> [DATA LINES]
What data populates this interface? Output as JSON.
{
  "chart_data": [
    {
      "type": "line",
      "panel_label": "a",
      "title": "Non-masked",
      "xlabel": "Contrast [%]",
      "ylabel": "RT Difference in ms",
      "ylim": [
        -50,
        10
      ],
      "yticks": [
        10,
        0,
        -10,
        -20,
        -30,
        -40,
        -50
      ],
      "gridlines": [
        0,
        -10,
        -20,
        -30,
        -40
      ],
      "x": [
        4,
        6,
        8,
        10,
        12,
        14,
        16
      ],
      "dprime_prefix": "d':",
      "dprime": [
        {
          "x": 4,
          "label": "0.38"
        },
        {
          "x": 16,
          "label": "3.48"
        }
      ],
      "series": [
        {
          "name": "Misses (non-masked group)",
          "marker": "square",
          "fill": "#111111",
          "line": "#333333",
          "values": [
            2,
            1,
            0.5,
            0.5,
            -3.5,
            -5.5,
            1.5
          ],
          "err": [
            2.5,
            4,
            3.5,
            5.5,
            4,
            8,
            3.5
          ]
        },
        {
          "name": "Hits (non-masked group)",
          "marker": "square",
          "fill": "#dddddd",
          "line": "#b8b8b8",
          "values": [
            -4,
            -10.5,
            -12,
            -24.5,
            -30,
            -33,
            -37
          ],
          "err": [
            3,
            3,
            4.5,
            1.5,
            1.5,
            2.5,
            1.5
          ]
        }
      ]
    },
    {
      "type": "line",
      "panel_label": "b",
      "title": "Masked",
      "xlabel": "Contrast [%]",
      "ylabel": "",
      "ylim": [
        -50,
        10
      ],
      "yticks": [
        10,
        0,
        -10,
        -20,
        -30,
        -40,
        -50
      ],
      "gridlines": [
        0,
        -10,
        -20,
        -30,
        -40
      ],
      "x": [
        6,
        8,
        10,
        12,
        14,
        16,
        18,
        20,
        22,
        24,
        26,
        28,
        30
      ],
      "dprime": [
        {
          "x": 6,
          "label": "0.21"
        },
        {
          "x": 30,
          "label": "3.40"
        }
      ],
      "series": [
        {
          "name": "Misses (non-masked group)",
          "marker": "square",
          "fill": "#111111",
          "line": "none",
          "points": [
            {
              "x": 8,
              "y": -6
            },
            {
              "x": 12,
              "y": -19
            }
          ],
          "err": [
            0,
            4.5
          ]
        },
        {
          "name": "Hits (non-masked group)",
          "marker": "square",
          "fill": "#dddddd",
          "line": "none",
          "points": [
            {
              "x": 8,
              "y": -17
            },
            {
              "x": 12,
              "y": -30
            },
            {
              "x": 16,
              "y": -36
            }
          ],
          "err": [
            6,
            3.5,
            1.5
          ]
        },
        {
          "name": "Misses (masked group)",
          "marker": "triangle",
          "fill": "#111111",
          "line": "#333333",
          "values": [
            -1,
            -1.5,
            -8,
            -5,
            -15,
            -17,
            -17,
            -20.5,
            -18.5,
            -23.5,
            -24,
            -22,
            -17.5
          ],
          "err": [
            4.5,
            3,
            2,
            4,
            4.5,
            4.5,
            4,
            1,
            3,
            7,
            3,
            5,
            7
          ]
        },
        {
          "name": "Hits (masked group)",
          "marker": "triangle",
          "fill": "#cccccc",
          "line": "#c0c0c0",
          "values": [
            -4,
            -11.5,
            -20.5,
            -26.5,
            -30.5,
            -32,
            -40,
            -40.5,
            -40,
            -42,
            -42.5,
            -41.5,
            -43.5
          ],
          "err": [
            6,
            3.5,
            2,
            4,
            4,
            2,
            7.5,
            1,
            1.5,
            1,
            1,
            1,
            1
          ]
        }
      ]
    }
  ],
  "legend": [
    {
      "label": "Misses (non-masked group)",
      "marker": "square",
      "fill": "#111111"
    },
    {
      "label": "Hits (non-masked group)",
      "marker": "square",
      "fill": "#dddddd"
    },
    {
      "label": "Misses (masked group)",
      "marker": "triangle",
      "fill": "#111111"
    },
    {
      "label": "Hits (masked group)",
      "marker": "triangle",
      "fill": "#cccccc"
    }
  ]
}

> [PROMPT]
Hand back the material above in full, exactly as written.

> [COMPLETED EXERCISE]
What data populates this interface? Output as JSON.
{
  "chart_data": [
    {
      "type": "line",
      "panel_label": "a",
      "title": "Non-masked",
      "xlabel": "Contrast [%]",
      "ylabel": "RT Difference in ms",
      "ylim": [
        -50,
        10
      ],
      "yticks": [
        10,
        0,
        -10,
        -20,
        -30,
        -40,
        -50
      ],
      "gridlines": [
        0,
        -10,
        -20,
        -30,
        -40
      ],
      "x": [
        4,
        6,
        8,
        10,
        12,
        14,
        16
      ],
      "dprime_prefix": "d':",
      "dprime": [
        {
          "x": 4,
          "label": "0.38"
        },
        {
          "x": 16,
          "label": "3.48"
        }
      ],
      "series": [
        {
          "name": "Misses (non-masked group)",
          "marker": "square",
          "fill": "#111111",
          "line": "#333333",
          "values": [
            2,
            1,
            0.5,
            0.5,
            -3.5,
            -5.5,
            1.5
          ],
          "err": [
            2.5,
            4,
            3.5,
            5.5,
            4,
            8,
            3.5
          ]
        },
        {
          "name": "Hits (non-masked group)",
          "marker": "square",
          "fill": "#dddddd",
          "line": "#b8b8b8",
          "values": [
            -4,
            -10.5,
            -12,
            -24.5,
            -30,
            -33,
            -37
          ],
          "err": [
            3,
            3,
            4.5,
            1.5,
            1.5,
            2.5,
            1.5
          ]
        }
      ]
    },
    {
      "type": "line",
      "panel_label": "b",
      "title": "Masked",
      "xlabel": "Contrast [%]",
      "ylabel": "",
      "ylim": [
        -50,
        10
      ],
      "yticks": [
        10,
        0,
        -10,
        -20,
        -30,
        -40,
        -50
      ],
      "gridlines": [
        0,
        -10,
        -20,
        -30,
        -40
      ],
      "x": [
        6,
        8,
        10,
        12,
        14,
        16,
        18,
        20,
        22,
        24,
        26,
        28,
        30
      ],
      "dprime": [
        {
          "x": 6,
          "label": "0.21"
        },
        {
          "x": 30,
          "label": "3.40"
        }
      ],
      "series": [
        {
          "name": "Misses (non-masked group)",
          "marker": "square",
          "fill": "#111111",
          "line": "none",
          "points": [
            {
              "x": 8,
              "y": -6
            },
            {
              "x": 12,
              "y": -19
            }
          ],
          "err": [
            0,
            4.5
          ]
        },
        {
          "name": "Hits (non-masked group)",
          "marker": "square",
          "fill": "#dddddd",
          "line": "none",
          "points": [
            {
              "x": 8,
              "y": -17
            },
            {
              "x": 12,
              "y": -30
            },
            {
              "x": 16,
              "y": -36
            }
          ],
          "err": [
            6,
            3.5,
            1.5
          ]
        },
        {
          "name": "Misses (masked group)",
          "marker": "triangle",
          "fill": "#111111",
          "line": "#333333",
          "values": [
            -1,
            -1.5,
            -8,
            -5,
            -15,
            -17,
            -17,
            -20.5,
            -18.5,
            -23.5,
            -24,
            -22,
            -17.5
          ],
          "err": [
            4.5,
            3,
            2,
            4,
            4.5,
            4.5,
            4,
            1,
            3,
            7,
            3,
            5,
            7
          ]
        },
        {
          "name": "Hits (masked group)",
          "marker": "triangle",
          "fill": "#cccccc",
          "line": "#c0c0c0",
          "values": [
            -4,
            -11.5,
            -20.5,
            -26.5,
            -30.5,
            -32,
            -40,
            -40.5,
            -40,
            -42,
            -42.5,
            -41.5,
            -43.5
          ],
          "err": [
            6,
            3.5,
            2,
            4,
            4,
            2,
            7.5,
            1,
            1.5,
            1,
            1,
            1,
            1
          ]
        }
      ]
    }
  ],
  "legend": [
    {
      "label": "Misses (non-masked group)",
      "marker": "square",
      "fill": "#111111"
    },
    {
      "label": "Hits (non-masked group)",
      "marker": "square",
      "fill": "#dddddd"
    },
    {
      "label": "Misses (masked group)",
      "marker": "triangle",
      "fill": "#111111"
    },
    {
      "label": "Hits (masked group)",
      "marker": "triangle",
      "fill": "#cccccc"
    }
  ]
}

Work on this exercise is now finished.